● WHAT IS ASKED: Find every line in the records that holds the string "image". Copy each one.

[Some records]
** BEGIN **

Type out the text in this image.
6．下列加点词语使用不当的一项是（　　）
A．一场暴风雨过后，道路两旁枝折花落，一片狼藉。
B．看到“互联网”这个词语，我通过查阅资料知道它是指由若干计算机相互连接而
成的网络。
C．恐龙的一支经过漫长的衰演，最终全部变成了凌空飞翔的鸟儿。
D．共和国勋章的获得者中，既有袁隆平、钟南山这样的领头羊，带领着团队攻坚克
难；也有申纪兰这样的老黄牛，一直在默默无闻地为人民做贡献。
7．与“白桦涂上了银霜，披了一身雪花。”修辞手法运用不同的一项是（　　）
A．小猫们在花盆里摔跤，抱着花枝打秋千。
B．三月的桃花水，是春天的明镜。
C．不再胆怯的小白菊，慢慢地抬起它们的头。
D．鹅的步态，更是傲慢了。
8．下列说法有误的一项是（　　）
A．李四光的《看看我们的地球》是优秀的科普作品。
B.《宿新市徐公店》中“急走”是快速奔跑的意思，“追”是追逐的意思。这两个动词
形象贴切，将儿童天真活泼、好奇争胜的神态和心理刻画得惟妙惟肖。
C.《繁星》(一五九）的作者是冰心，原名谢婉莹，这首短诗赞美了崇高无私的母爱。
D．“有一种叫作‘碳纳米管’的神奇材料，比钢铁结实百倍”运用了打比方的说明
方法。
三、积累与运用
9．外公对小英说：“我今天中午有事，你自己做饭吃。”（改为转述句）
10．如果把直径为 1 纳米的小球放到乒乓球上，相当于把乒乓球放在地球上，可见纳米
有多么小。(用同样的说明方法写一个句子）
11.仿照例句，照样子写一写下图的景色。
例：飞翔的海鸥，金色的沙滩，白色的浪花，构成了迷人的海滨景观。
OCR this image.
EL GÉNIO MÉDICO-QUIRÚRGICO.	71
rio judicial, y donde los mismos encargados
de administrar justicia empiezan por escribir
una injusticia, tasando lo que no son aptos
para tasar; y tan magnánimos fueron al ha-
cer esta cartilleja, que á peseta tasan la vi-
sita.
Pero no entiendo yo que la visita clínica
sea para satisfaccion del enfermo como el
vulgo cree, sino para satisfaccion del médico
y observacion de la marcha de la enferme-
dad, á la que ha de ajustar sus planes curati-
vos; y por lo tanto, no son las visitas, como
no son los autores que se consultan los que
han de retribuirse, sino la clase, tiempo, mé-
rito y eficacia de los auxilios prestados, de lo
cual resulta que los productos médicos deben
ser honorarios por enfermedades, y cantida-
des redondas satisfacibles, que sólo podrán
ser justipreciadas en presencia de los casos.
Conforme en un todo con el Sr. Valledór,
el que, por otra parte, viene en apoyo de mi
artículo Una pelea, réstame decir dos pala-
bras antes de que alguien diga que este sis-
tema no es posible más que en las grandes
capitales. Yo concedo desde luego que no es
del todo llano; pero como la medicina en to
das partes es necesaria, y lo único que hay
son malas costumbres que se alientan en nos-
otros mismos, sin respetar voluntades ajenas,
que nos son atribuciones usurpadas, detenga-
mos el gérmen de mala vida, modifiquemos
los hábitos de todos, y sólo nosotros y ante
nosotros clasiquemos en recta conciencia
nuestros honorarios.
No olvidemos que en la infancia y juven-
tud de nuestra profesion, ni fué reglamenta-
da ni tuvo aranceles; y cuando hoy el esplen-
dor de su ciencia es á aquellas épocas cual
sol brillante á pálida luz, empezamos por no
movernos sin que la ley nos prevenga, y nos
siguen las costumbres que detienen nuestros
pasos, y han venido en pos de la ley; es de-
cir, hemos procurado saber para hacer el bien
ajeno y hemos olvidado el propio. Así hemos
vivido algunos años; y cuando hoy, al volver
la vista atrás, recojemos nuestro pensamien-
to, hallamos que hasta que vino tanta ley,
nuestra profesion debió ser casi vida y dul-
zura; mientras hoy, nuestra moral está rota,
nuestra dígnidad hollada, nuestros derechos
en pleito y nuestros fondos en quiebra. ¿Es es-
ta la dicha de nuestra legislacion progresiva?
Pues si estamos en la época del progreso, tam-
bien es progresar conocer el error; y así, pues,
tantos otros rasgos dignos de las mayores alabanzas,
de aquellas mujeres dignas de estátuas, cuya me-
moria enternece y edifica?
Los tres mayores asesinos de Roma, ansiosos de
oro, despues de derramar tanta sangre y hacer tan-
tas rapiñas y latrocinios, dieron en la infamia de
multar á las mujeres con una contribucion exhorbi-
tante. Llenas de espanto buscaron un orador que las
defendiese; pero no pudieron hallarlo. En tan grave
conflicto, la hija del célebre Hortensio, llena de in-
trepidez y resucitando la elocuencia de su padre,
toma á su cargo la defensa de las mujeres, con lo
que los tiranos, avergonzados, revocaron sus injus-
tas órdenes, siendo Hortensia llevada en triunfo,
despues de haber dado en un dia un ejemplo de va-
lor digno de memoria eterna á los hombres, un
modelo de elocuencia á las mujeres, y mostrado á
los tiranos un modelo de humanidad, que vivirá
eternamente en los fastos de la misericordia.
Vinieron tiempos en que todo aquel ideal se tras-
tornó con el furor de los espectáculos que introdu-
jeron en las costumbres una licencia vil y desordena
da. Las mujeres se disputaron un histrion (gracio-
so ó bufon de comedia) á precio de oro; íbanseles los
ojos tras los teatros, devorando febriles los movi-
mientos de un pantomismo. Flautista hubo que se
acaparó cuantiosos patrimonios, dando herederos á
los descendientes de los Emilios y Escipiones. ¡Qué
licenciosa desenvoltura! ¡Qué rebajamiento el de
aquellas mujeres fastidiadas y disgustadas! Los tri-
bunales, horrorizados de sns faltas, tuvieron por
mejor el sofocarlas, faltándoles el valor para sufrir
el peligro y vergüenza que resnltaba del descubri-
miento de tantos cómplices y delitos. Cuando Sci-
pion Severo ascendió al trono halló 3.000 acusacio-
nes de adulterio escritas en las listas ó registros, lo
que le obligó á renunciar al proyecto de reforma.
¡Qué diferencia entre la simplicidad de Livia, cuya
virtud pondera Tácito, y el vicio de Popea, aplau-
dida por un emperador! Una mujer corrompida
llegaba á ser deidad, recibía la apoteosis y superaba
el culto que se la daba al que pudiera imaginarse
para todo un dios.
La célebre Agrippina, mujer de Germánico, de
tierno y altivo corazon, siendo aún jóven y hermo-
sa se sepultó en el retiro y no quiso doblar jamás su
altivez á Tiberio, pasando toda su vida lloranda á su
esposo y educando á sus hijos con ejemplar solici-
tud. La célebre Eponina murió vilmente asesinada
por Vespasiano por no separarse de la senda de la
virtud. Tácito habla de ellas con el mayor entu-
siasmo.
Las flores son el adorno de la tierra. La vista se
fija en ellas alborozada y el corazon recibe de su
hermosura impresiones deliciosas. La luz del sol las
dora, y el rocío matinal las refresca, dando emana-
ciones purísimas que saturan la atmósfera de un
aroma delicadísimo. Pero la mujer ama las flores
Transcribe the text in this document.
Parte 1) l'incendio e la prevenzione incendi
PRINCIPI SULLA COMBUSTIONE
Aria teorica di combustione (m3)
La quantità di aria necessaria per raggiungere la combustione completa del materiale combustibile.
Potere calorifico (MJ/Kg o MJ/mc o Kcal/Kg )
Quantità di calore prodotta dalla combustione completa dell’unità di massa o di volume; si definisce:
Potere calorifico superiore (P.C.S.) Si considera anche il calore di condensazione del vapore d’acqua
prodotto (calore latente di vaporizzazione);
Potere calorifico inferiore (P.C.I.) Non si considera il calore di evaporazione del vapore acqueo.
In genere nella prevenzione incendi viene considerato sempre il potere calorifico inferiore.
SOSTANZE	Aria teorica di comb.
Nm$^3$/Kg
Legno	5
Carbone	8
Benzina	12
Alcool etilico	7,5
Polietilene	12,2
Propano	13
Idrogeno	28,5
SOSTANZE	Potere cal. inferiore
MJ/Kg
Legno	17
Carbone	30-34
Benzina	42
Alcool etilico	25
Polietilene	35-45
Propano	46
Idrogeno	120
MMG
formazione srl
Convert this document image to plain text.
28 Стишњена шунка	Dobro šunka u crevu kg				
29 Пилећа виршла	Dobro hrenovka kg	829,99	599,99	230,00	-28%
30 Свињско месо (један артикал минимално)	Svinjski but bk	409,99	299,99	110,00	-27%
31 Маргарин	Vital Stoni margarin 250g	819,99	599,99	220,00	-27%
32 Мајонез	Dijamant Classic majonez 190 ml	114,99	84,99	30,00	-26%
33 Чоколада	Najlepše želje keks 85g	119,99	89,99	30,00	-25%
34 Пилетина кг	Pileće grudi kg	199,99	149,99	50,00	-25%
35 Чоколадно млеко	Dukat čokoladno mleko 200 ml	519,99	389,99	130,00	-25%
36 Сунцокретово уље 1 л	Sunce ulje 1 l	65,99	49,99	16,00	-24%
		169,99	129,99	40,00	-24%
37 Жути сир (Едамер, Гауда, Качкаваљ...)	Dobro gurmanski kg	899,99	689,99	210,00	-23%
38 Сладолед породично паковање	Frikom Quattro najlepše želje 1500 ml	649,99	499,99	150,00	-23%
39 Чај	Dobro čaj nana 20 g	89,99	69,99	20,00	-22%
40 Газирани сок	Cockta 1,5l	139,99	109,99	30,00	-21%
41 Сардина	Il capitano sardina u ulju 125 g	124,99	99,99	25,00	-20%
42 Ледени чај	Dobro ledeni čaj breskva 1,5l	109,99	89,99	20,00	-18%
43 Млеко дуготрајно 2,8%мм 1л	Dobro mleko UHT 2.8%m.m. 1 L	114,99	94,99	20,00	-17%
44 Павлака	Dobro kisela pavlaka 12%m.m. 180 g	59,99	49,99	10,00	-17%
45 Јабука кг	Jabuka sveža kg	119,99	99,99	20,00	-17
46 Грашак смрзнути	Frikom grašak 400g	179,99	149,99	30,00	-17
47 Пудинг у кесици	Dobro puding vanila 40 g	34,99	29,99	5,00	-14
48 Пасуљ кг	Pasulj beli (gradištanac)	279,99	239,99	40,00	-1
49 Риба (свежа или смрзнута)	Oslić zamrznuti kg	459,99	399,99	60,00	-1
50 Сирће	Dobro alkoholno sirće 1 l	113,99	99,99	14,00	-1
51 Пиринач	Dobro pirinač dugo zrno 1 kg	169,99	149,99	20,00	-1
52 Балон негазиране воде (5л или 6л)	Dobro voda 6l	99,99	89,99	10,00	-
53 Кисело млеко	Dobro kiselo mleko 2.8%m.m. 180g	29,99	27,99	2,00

** END **

● FULL OUTPUT:
Type out the text in this image.
OCR this image.
Convert this document image to plain text.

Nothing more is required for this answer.